> _What you will do_
Leave out the pictures and print precisely the lines from the line with "Parse this screenshot: output" to the final line of the entries, both ends included.
===== Data for this exercise
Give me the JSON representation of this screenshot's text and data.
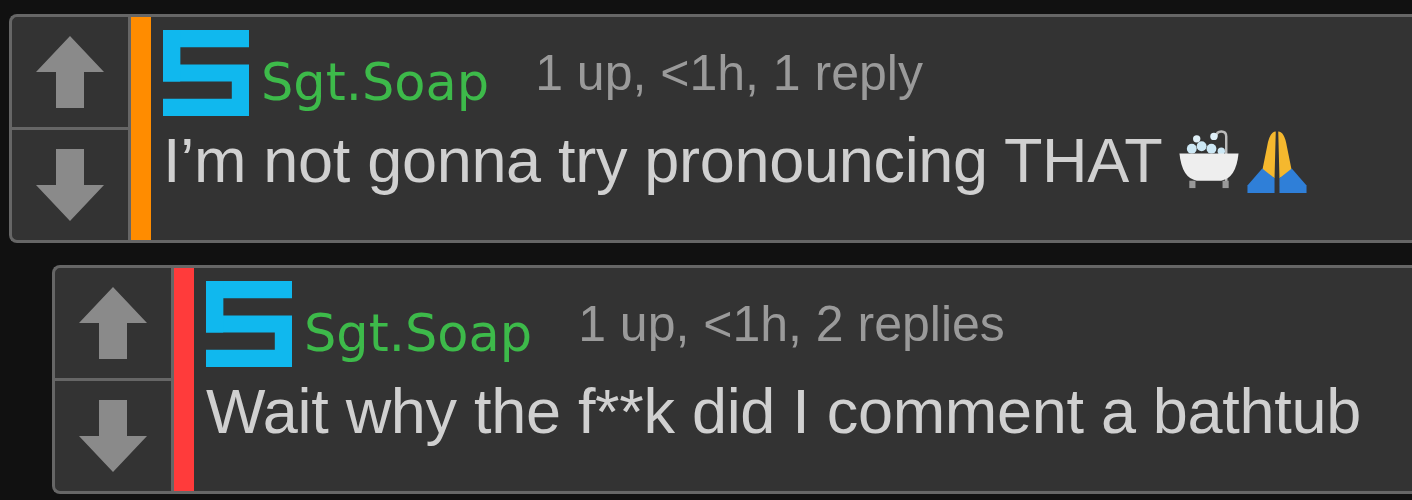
{
  "comments": [
    {
      "color": "#ff8c00",
      "username": "Sgt.Soap",
      "meta": "1 up, <1h, 1 reply",
      "text": "I’m not gonna try pronouncing THAT",
      "trailing_icons": [
        {
          "kind": "bathtub"
        },
        {
          "kind": "praying-hands"
        }
      ],
      "children": [
        {
          "color": "#ff3b3b",
          "username": "Sgt.Soap",
          "meta": "1 up, <1h, 2 replies",
          "text": "Wait why the f**k did I comment a bathtub"
        }
      ]
    }
  ]
}
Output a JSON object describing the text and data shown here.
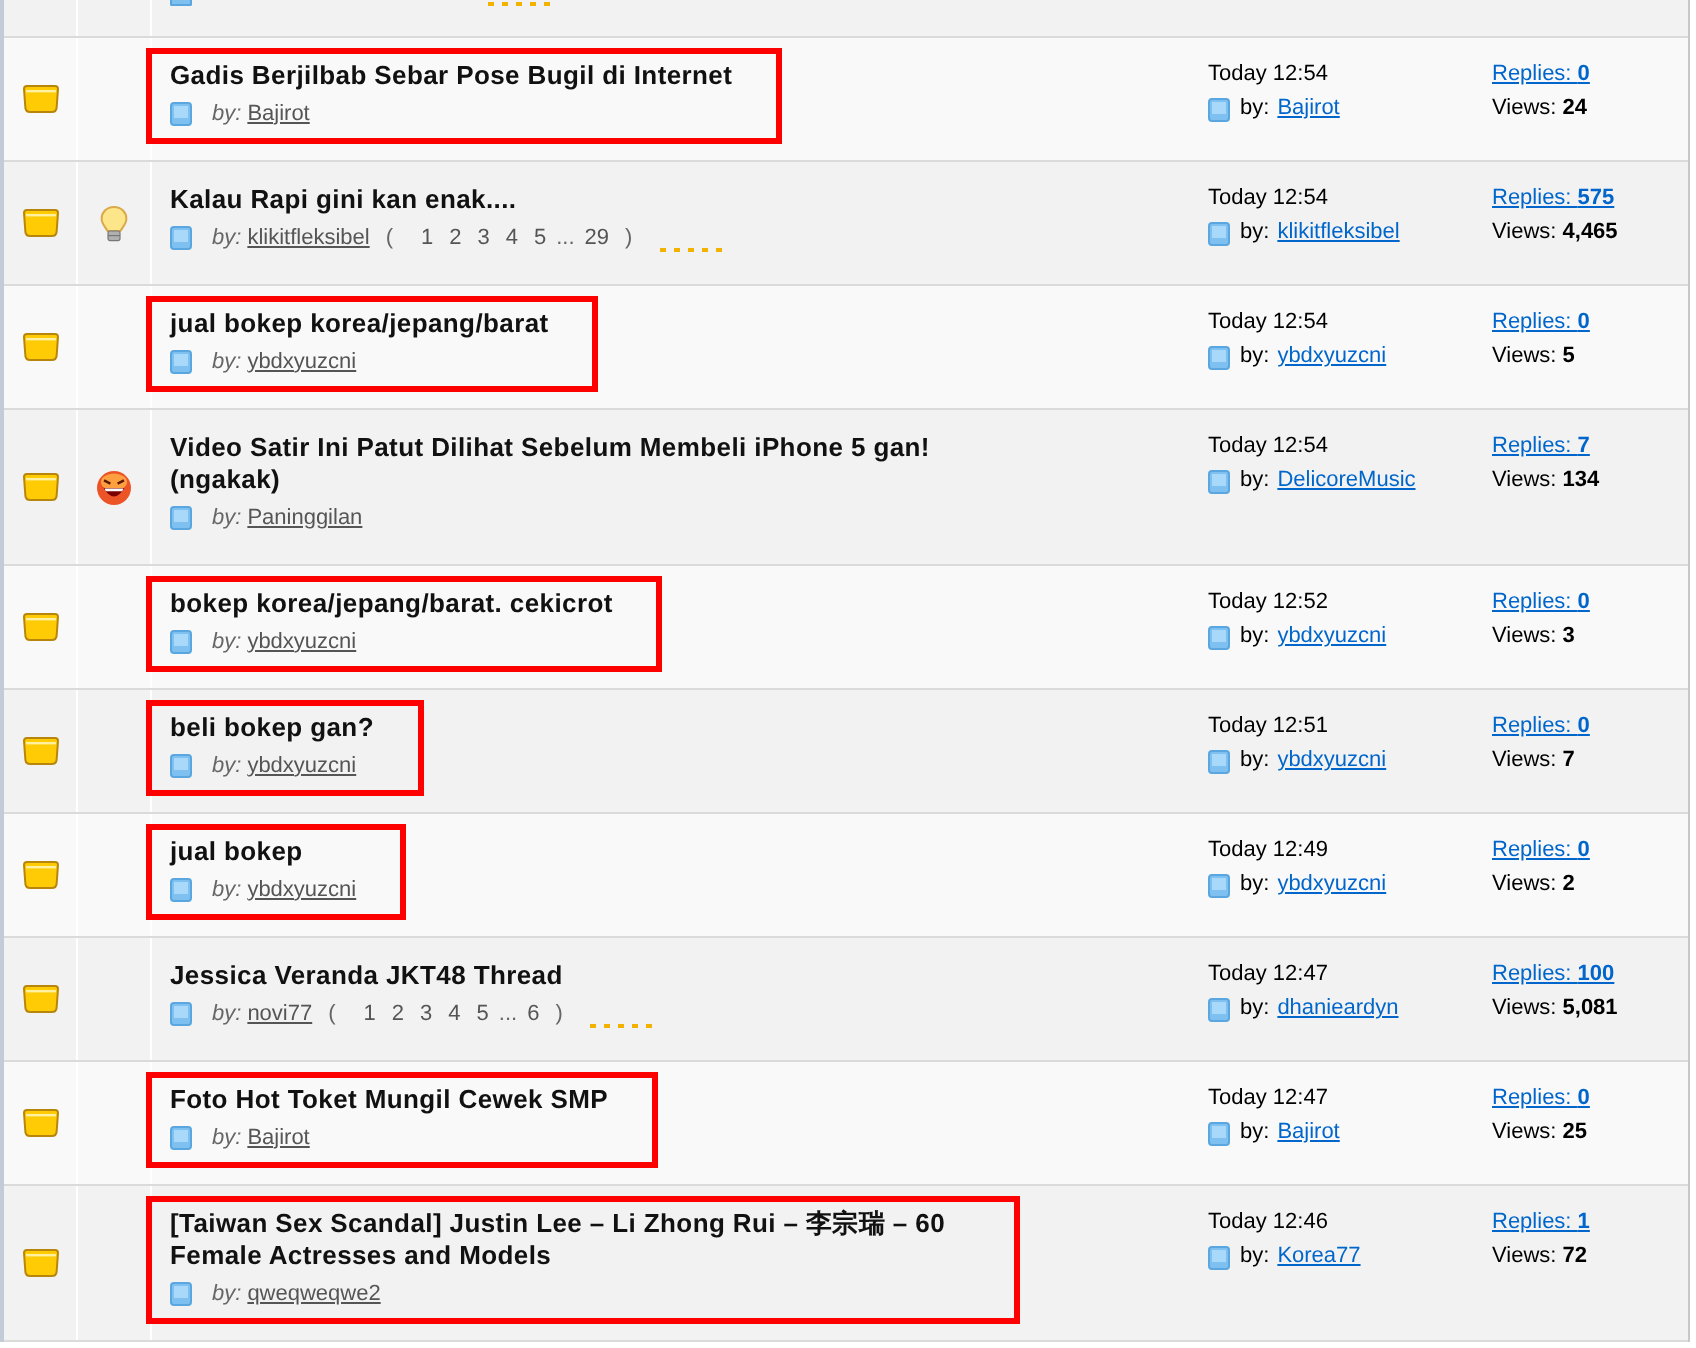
{
  "partial_row": {
    "stars": 5
  },
  "threads": [
    {
      "title": "Gadis Berjilbab Sebar Pose Bugil di Internet",
      "highlighted": true,
      "author_label": "by:",
      "author": "Bajirot",
      "last_post_time": "Today 12:54",
      "last_post_label": "by:",
      "last_poster": "Bajirot",
      "replies_label": "Replies:",
      "replies": "0",
      "views_label": "Views:",
      "views": "24"
    },
    {
      "title": "Kalau Rapi gini kan enak....",
      "highlighted": false,
      "post_icon": {
        "kind": "bulb"
      },
      "author_label": "by:",
      "author": "klikitfleksibel",
      "pagination": {
        "open": "(",
        "pages": [
          "1",
          "2",
          "3",
          "4",
          "5"
        ],
        "gap": "...",
        "last_page": "29",
        "close": ")"
      },
      "stars": 5,
      "last_post_time": "Today 12:54",
      "last_post_label": "by:",
      "last_poster": "klikitfleksibel",
      "replies_label": "Replies:",
      "replies": "575",
      "views_label": "Views:",
      "views": "4,465"
    },
    {
      "title": "jual bokep korea/jepang/barat",
      "highlighted": true,
      "author_label": "by:",
      "author": "ybdxyuzcni",
      "last_post_time": "Today 12:54",
      "last_post_label": "by:",
      "last_poster": "ybdxyuzcni",
      "replies_label": "Replies:",
      "replies": "0",
      "views_label": "Views:",
      "views": "5"
    },
    {
      "title": "Video Satir Ini Patut Dilihat Sebelum Membeli iPhone 5 gan! (ngakak)",
      "highlighted": false,
      "post_icon": {
        "kind": "laugh"
      },
      "author_label": "by:",
      "author": "Paninggilan",
      "last_post_time": "Today 12:54",
      "last_post_label": "by:",
      "last_poster": "DelicoreMusic",
      "replies_label": "Replies:",
      "replies": "7",
      "views_label": "Views:",
      "views": "134"
    },
    {
      "title": "bokep korea/jepang/barat. cekicrot",
      "highlighted": true,
      "author_label": "by:",
      "author": "ybdxyuzcni",
      "last_post_time": "Today 12:52",
      "last_post_label": "by:",
      "last_poster": "ybdxyuzcni",
      "replies_label": "Replies:",
      "replies": "0",
      "views_label": "Views:",
      "views": "3"
    },
    {
      "title": "beli bokep gan?",
      "highlighted": true,
      "author_label": "by:",
      "author": "ybdxyuzcni",
      "last_post_time": "Today 12:51",
      "last_post_label": "by:",
      "last_poster": "ybdxyuzcni",
      "replies_label": "Replies:",
      "replies": "0",
      "views_label": "Views:",
      "views": "7"
    },
    {
      "title": "jual bokep",
      "highlighted": true,
      "author_label": "by:",
      "author": "ybdxyuzcni",
      "last_post_time": "Today 12:49",
      "last_post_label": "by:",
      "last_poster": "ybdxyuzcni",
      "replies_label": "Replies:",
      "replies": "0",
      "views_label": "Views:",
      "views": "2"
    },
    {
      "title": "Jessica Veranda JKT48 Thread",
      "highlighted": false,
      "author_label": "by:",
      "author": "novi77",
      "pagination": {
        "open": "(",
        "pages": [
          "1",
          "2",
          "3",
          "4",
          "5"
        ],
        "gap": "...",
        "last_page": "6",
        "close": ")"
      },
      "stars": 5,
      "last_post_time": "Today 12:47",
      "last_post_label": "by:",
      "last_poster": "dhanieardyn",
      "replies_label": "Replies:",
      "replies": "100",
      "views_label": "Views:",
      "views": "5,081"
    },
    {
      "title": "Foto Hot Toket Mungil Cewek SMP",
      "highlighted": true,
      "author_label": "by:",
      "author": "Bajirot",
      "last_post_time": "Today 12:47",
      "last_post_label": "by:",
      "last_poster": "Bajirot",
      "replies_label": "Replies:",
      "replies": "0",
      "views_label": "Views:",
      "views": "25"
    },
    {
      "title": "[Taiwan Sex Scandal] Justin Lee – Li Zhong Rui – 李宗瑞 – 60 Female Actresses and Models",
      "highlighted": true,
      "author_label": "by:",
      "author": "qweqweqwe2",
      "last_post_time": "Today 12:46",
      "last_post_label": "by:",
      "last_poster": "Korea77",
      "replies_label": "Replies:",
      "replies": "1",
      "views_label": "Views:",
      "views": "72"
    }
  ]
}
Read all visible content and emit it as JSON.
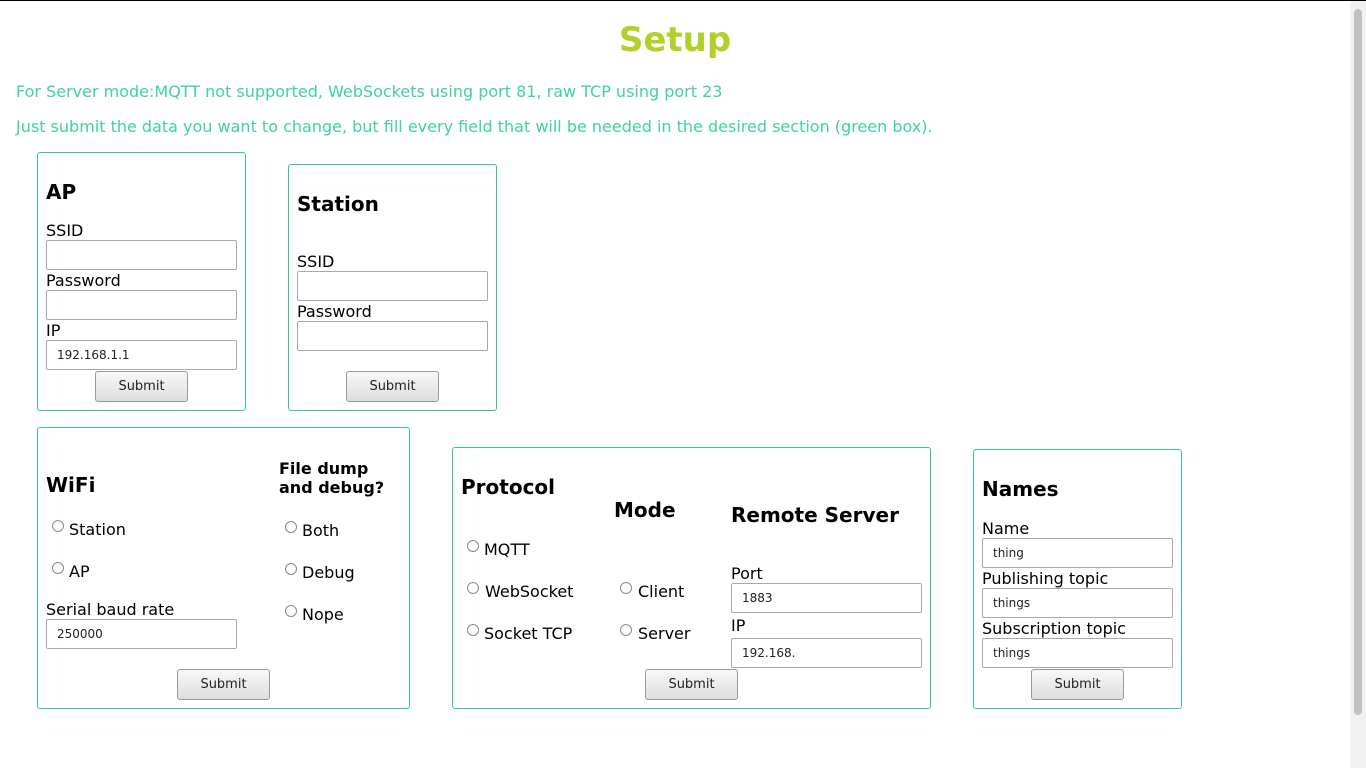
{
  "page": {
    "title": "Setup",
    "info_server_mode": "For Server mode:MQTT not supported, WebSockets using port 81, raw TCP using port 23",
    "info_submit": "Just submit the data you want to change, but fill every field that will be needed in the desired section (green box)."
  },
  "ap": {
    "heading": "AP",
    "ssid_label": "SSID",
    "ssid_value": "",
    "password_label": "Password",
    "password_value": "",
    "ip_label": "IP",
    "ip_value": "192.168.1.1",
    "submit": "Submit"
  },
  "station": {
    "heading": "Station",
    "ssid_label": "SSID",
    "ssid_value": "",
    "password_label": "Password",
    "password_value": "",
    "submit": "Submit"
  },
  "wifi": {
    "heading": "WiFi",
    "options": [
      "Station",
      "AP"
    ],
    "baud_label": "Serial baud rate",
    "baud_value": "250000",
    "dump_heading": "File dump and debug?",
    "dump_options": [
      "Both",
      "Debug",
      "Nope"
    ],
    "submit": "Submit"
  },
  "protocol": {
    "heading": "Protocol",
    "options": [
      "MQTT",
      "WebSocket",
      "Socket TCP"
    ],
    "mode_heading": "Mode",
    "mode_options": [
      "Client",
      "Server"
    ],
    "remote_heading": "Remote Server",
    "port_label": "Port",
    "port_value": "1883",
    "ip_label": "IP",
    "ip_value": "192.168.",
    "submit": "Submit"
  },
  "names": {
    "heading": "Names",
    "name_label": "Name",
    "name_value": "thing",
    "pub_label": "Publishing topic",
    "pub_value": "things",
    "sub_label": "Subscription topic",
    "sub_value": "things",
    "submit": "Submit"
  },
  "colors": {
    "title": "#b0d12a",
    "info_text": "#3ed49a",
    "box_border": "#2ecc8a"
  }
}
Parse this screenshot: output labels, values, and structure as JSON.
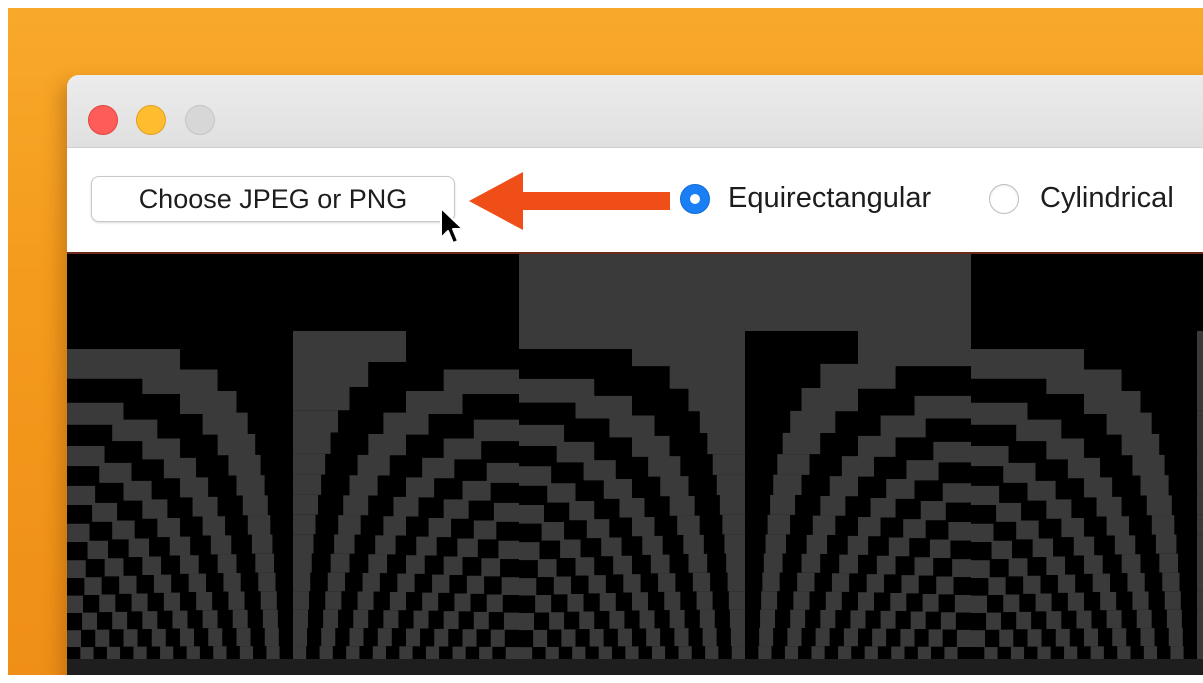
{
  "window": {
    "controls": [
      "close",
      "minimize",
      "zoom"
    ]
  },
  "toolbar": {
    "choose_button_label": "Choose JPEG or PNG",
    "projection_options": [
      {
        "label": "Equirectangular",
        "selected": true
      },
      {
        "label": "Cylindrical",
        "selected": false
      }
    ]
  },
  "annotation": {
    "arrow_color": "#f04e19"
  },
  "colors": {
    "accent": "#1a7ff5",
    "desktop": "#f49b1d",
    "checker_dark": "#000000",
    "checker_light": "#3a3a3a"
  }
}
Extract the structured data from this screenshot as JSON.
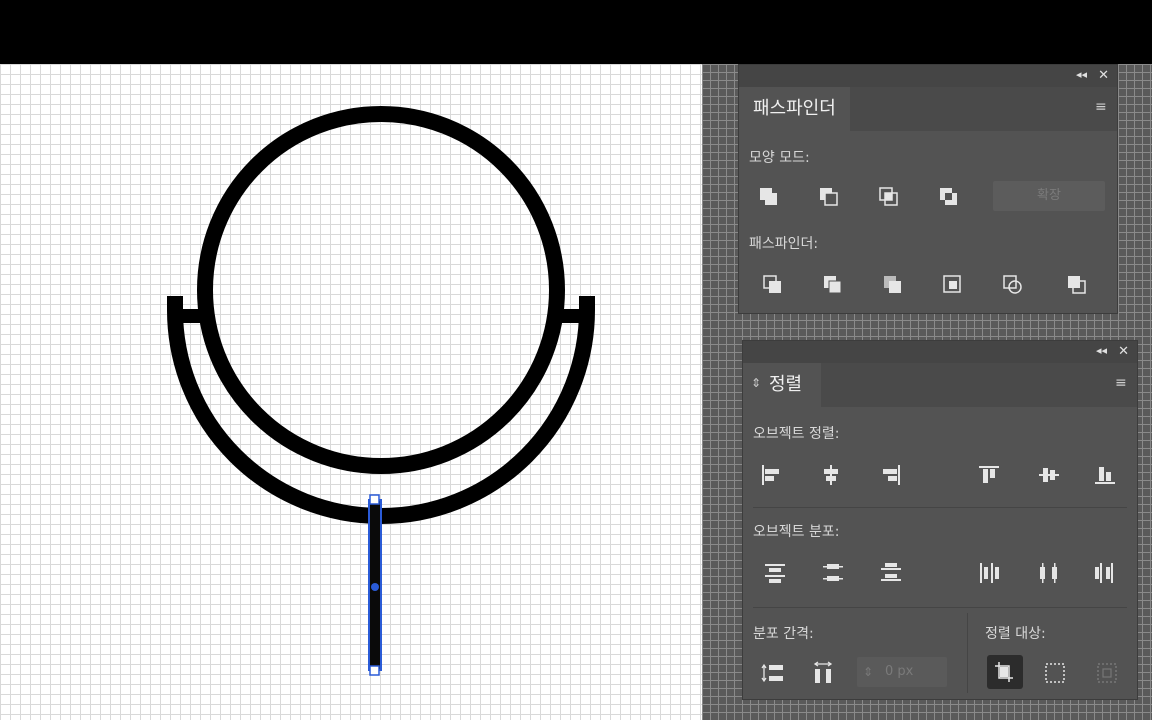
{
  "pathfinder_panel": {
    "tab_label": "패스파인더",
    "shape_modes_label": "모양 모드:",
    "pathfinders_label": "패스파인더:",
    "apply_label": "확장"
  },
  "align_panel": {
    "tab_label": "정렬",
    "align_objects_label": "오브젝트 정렬:",
    "distribute_objects_label": "오브젝트 분포:",
    "distribute_spacing_label": "분포 간격:",
    "align_to_label": "정렬 대상:",
    "spacing_value": "0 px"
  },
  "colors": {
    "canvas": "#ffffff",
    "panel_bg": "#535353",
    "selection": "#2a5bd7"
  }
}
==========
> _Solution_
Parse this screenshot: output labels, values, and structure as JSON.
{
  "window": {
    "controls": [
      "close",
      "minimize",
      "zoom"
    ]
  },
  "toolbar": {
    "choose_button_label": "Choose JPEG or PNG",
    "projection_options": [
      {
        "label": "Equirectangular",
        "selected": true
      },
      {
        "label": "Cylindrical",
        "selected": false
      }
    ]
  },
  "annotation": {
    "arrow_color": "#f04e19"
  },
  "colors": {
    "accent": "#1a7ff5",
    "desktop": "#f49b1d",
    "checker_dark": "#000000",
    "checker_light": "#3a3a3a"
  }
}
Extract the structured data from this screenshot as JSON.
{
  "pathfinder_panel": {
    "tab_label": "패스파인더",
    "shape_modes_label": "모양 모드:",
    "pathfinders_label": "패스파인더:",
    "apply_label": "확장"
  },
  "align_panel": {
    "tab_label": "정렬",
    "align_objects_label": "오브젝트 정렬:",
    "distribute_objects_label": "오브젝트 분포:",
    "distribute_spacing_label": "분포 간격:",
    "align_to_label": "정렬 대상:",
    "spacing_value": "0 px"
  },
  "colors": {
    "canvas": "#ffffff",
    "panel_bg": "#535353",
    "selection": "#2a5bd7"
  }
}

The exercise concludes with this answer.